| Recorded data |
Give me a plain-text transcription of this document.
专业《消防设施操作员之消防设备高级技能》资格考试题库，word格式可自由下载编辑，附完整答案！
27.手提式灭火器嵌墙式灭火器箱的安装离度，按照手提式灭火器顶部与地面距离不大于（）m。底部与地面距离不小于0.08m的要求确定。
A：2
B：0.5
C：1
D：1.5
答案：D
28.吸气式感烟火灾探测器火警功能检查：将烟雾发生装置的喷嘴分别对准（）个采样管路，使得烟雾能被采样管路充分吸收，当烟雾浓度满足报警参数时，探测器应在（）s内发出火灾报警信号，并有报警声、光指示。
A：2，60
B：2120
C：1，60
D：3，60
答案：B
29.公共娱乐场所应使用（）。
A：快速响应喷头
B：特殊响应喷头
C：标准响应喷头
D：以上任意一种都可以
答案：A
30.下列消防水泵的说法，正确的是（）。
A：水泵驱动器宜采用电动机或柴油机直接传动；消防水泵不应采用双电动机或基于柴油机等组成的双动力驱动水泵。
* * *
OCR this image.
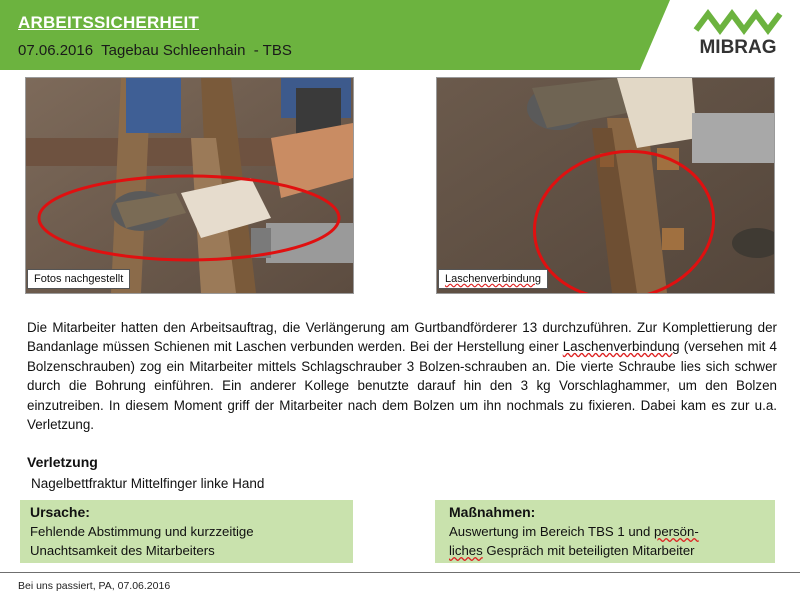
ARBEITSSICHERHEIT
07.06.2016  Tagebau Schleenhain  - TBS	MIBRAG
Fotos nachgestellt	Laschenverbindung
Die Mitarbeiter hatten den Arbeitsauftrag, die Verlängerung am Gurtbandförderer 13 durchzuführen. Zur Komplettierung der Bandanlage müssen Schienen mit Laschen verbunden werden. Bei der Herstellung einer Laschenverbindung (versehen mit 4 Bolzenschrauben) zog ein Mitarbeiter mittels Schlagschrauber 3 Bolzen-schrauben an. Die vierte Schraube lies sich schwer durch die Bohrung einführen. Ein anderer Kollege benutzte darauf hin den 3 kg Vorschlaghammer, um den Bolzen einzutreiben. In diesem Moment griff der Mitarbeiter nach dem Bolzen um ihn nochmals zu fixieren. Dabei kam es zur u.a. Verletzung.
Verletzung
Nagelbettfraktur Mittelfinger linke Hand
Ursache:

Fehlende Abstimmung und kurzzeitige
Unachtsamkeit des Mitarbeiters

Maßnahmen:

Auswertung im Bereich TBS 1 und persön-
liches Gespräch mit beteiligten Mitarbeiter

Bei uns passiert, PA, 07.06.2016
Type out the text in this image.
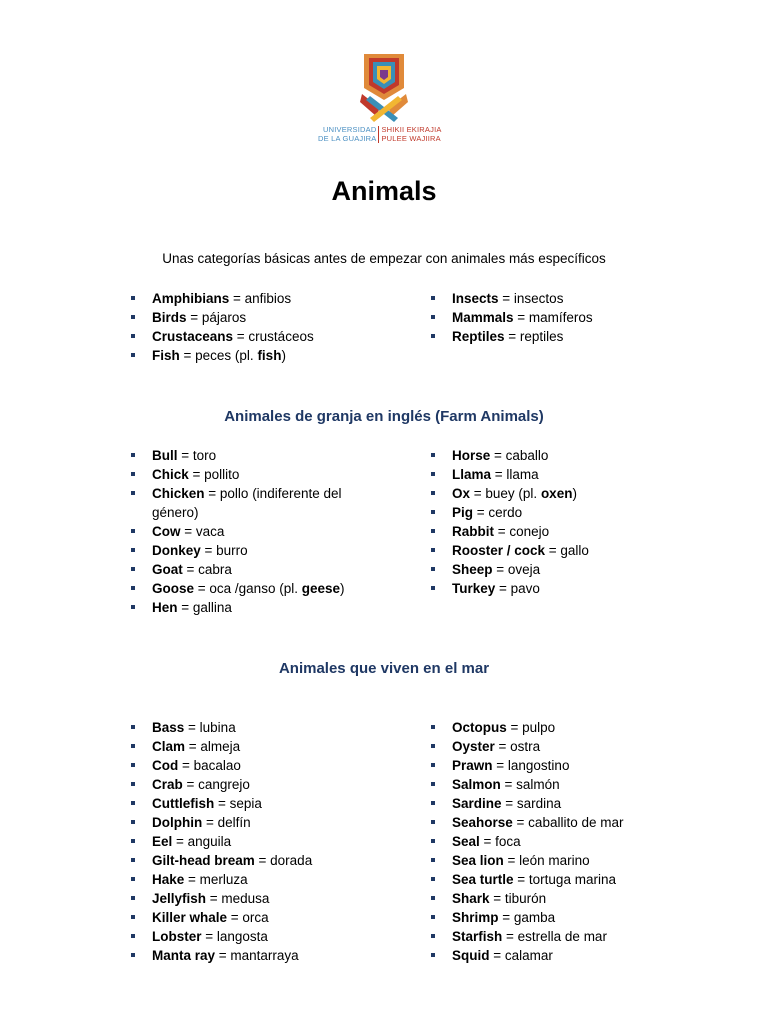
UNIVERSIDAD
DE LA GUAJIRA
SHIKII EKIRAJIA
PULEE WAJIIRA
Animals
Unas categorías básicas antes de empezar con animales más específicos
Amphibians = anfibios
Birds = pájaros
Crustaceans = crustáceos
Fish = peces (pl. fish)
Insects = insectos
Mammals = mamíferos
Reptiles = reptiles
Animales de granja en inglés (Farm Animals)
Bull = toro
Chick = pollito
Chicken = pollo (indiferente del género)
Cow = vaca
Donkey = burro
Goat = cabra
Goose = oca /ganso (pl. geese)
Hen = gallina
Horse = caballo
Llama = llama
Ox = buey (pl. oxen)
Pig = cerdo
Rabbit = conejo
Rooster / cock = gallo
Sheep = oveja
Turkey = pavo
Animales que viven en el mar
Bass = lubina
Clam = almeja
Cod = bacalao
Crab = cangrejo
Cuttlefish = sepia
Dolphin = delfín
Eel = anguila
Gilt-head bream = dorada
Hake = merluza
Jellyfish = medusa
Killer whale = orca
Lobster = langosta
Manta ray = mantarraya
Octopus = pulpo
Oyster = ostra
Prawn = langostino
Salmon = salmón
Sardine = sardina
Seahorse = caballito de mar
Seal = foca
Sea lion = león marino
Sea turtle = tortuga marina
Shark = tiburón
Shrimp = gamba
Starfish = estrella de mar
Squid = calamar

| Task brief |
Filter the entries down to the lines with the word "Animals" in them.

| Result of the exercise |
Animals
Animales de granja en inglés (Farm Animals)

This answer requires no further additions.